Stored records =
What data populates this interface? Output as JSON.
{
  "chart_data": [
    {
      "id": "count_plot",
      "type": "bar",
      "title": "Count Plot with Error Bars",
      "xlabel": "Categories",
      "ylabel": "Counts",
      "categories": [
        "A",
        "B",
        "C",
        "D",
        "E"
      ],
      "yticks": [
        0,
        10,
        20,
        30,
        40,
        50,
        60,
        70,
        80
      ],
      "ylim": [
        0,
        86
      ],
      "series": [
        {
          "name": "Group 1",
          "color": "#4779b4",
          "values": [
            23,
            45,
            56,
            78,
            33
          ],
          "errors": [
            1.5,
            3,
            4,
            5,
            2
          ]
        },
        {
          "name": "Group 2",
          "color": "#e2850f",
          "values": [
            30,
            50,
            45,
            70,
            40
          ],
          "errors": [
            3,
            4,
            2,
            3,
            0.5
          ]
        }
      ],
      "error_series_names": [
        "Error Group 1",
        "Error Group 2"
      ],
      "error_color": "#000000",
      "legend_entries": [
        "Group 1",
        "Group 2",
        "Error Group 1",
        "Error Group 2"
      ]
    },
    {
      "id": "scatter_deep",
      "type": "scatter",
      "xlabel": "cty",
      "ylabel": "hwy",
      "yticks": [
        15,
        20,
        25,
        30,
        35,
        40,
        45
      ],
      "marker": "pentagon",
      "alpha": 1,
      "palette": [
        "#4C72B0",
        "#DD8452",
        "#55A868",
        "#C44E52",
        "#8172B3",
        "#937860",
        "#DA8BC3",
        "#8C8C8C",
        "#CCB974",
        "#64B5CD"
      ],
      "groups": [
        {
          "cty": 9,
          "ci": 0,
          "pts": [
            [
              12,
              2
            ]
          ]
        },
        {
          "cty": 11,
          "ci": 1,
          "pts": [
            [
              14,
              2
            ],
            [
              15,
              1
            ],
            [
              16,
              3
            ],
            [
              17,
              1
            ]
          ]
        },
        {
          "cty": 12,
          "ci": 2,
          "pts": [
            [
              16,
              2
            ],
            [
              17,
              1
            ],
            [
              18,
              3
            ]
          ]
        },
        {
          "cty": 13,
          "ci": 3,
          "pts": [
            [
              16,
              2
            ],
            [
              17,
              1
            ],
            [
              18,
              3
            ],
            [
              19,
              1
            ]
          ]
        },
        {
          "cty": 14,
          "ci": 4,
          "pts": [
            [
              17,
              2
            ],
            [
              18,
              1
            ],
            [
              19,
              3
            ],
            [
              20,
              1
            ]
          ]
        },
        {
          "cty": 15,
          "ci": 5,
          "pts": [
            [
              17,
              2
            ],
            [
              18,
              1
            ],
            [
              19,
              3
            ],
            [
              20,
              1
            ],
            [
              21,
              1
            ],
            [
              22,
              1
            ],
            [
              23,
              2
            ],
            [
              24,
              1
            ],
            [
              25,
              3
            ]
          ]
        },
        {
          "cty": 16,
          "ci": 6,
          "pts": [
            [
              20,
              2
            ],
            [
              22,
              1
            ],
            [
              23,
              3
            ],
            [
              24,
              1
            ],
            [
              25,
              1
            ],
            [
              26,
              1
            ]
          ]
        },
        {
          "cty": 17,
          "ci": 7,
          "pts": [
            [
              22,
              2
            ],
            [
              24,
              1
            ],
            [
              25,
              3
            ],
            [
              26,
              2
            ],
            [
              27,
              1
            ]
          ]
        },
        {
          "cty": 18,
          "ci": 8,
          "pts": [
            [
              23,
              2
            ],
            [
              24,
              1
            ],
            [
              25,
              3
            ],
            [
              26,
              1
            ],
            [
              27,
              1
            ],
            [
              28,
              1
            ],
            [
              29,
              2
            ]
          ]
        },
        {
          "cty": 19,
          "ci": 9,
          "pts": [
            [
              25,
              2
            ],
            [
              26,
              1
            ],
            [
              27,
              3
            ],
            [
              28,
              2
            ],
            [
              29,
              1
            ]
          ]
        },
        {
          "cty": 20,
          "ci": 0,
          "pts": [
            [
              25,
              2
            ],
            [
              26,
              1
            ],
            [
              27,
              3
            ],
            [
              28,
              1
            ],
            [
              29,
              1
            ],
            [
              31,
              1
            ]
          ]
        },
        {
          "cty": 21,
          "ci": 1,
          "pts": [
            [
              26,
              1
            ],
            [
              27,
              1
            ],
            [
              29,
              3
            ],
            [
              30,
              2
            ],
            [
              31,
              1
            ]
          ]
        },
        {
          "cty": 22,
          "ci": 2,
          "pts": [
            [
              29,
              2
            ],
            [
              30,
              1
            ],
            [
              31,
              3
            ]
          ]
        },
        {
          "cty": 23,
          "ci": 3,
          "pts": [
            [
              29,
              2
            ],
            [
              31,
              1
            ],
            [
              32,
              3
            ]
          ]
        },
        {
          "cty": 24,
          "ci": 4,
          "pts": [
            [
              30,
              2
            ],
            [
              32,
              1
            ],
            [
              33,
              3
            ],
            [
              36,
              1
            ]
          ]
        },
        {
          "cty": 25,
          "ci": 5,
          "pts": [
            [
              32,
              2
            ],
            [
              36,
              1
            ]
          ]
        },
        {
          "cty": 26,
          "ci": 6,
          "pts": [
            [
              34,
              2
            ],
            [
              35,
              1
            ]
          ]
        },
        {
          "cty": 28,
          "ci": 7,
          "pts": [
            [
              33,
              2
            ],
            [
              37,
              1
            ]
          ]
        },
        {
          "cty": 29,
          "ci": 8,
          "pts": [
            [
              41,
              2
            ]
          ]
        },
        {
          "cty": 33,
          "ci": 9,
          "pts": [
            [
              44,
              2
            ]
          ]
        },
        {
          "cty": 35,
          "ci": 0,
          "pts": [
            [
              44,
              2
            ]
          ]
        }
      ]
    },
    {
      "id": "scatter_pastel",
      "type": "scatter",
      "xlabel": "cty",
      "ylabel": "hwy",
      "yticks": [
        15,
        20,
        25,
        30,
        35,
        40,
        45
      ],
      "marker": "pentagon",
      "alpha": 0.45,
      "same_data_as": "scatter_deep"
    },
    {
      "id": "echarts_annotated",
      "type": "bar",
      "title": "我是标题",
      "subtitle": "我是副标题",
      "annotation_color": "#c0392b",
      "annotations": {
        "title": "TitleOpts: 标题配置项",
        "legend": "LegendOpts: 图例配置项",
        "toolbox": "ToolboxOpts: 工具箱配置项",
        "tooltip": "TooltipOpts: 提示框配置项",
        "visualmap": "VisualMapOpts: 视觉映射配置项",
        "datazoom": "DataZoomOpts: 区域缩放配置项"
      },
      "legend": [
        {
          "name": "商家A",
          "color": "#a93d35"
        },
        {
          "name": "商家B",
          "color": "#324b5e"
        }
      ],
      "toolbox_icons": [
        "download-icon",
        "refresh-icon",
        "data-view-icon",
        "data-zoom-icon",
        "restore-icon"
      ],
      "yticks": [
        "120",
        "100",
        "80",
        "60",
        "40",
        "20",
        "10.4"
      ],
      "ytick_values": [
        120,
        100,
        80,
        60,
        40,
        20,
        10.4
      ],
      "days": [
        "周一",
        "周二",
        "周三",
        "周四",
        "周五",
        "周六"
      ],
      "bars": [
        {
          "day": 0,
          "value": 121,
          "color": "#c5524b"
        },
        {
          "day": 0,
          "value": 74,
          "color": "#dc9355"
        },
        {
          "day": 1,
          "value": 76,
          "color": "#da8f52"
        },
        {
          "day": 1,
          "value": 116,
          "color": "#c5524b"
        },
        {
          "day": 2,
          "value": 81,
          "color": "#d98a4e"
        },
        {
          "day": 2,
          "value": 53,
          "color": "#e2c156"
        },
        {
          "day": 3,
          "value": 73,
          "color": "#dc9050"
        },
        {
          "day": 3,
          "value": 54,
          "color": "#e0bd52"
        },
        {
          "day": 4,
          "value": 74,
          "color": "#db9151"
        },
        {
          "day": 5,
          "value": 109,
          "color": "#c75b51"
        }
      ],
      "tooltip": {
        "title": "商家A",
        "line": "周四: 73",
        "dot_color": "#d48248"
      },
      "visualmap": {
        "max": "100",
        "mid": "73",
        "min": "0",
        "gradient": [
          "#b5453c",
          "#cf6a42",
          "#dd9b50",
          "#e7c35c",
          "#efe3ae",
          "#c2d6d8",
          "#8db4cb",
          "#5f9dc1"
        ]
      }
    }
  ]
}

Set problem = Look above for lines with the word "visualmap" and copy them all.

Written solution =
        "visualmap": "VisualMapOpts: 视觉映射配置项",
      "visualmap": {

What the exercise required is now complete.